## TASK INSTRUCTIONS
Return every record exactly as written.

## SUPPLIED INFORMATION

-.-.-

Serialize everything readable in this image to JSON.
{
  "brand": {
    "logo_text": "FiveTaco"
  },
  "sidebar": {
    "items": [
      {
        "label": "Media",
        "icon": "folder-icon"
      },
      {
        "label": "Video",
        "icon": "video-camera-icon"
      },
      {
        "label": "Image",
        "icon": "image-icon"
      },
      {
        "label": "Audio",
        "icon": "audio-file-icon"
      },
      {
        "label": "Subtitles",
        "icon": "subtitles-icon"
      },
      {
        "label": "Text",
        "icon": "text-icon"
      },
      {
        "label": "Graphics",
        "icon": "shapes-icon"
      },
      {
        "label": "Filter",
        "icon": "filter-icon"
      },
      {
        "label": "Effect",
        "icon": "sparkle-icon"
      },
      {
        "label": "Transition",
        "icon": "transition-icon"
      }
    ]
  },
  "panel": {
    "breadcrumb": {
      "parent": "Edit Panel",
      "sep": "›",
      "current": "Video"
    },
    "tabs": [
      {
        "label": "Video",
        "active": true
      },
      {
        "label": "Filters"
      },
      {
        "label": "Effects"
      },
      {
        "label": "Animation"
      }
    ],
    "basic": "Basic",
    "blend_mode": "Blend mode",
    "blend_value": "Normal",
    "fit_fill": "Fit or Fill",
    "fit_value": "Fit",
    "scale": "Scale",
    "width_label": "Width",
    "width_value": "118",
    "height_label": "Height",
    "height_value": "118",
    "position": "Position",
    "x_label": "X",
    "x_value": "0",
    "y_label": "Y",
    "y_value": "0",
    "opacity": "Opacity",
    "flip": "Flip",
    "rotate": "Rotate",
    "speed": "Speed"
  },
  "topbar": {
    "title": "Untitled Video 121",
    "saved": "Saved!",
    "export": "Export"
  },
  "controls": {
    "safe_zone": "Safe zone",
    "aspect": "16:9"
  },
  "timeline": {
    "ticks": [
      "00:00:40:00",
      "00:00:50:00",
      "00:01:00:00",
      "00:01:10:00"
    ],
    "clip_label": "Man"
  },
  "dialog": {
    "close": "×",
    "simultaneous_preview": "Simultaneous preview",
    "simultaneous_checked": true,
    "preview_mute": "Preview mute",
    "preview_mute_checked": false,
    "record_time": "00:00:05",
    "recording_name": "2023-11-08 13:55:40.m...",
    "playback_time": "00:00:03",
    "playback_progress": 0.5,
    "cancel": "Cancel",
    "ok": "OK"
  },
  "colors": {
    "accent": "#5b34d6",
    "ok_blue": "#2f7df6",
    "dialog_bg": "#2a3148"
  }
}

-.-.-

## RESULT
Serialize everything readable in this image to JSON.
{
  "brand": {
    "logo_text": "FiveTaco"
  },
  "sidebar": {
    "items": [
      {
        "label": "Media",
        "icon": "folder-icon"
      },
      {
        "label": "Video",
        "icon": "video-camera-icon"
      },
      {
        "label": "Image",
        "icon": "image-icon"
      },
      {
        "label": "Audio",
        "icon": "audio-file-icon"
      },
      {
        "label": "Subtitles",
        "icon": "subtitles-icon"
      },
      {
        "label": "Text",
        "icon": "text-icon"
      },
      {
        "label": "Graphics",
        "icon": "shapes-icon"
      },
      {
        "label": "Filter",
        "icon": "filter-icon"
      },
      {
        "label": "Effect",
        "icon": "sparkle-icon"
      },
      {
        "label": "Transition",
        "icon": "transition-icon"
      }
    ]
  },
  "panel": {
    "breadcrumb": {
      "parent": "Edit Panel",
      "sep": "›",
      "current": "Video"
    },
    "tabs": [
      {
        "label": "Video",
        "active": true
      },
      {
        "label": "Filters"
      },
      {
        "label": "Effects"
      },
      {
        "label": "Animation"
      }
    ],
    "basic": "Basic",
    "blend_mode": "Blend mode",
    "blend_value": "Normal",
    "fit_fill": "Fit or Fill",
    "fit_value": "Fit",
    "scale": "Scale",
    "width_label": "Width",
    "width_value": "118",
    "height_label": "Height",
    "height_value": "118",
    "position": "Position",
    "x_label": "X",
    "x_value": "0",
    "y_label": "Y",
    "y_value": "0",
    "opacity": "Opacity",
    "flip": "Flip",
    "rotate": "Rotate",
    "speed": "Speed"
  },
  "topbar": {
    "title": "Untitled Video 121",
    "saved": "Saved!",
    "export": "Export"
  },
  "controls": {
    "safe_zone": "Safe zone",
    "aspect": "16:9"
  },
  "timeline": {
    "ticks": [
      "00:00:40:00",
      "00:00:50:00",
      "00:01:00:00",
      "00:01:10:00"
    ],
    "clip_label": "Man"
  },
  "dialog": {
    "close": "×",
    "simultaneous_preview": "Simultaneous preview",
    "simultaneous_checked": true,
    "preview_mute": "Preview mute",
    "preview_mute_checked": false,
    "record_time": "00:00:05",
    "recording_name": "2023-11-08 13:55:40.m...",
    "playback_time": "00:00:03",
    "playback_progress": 0.5,
    "cancel": "Cancel",
    "ok": "OK"
  },
  "colors": {
    "accent": "#5b34d6",
    "ok_blue": "#2f7df6",
    "dialog_bg": "#2a3148"
  }
}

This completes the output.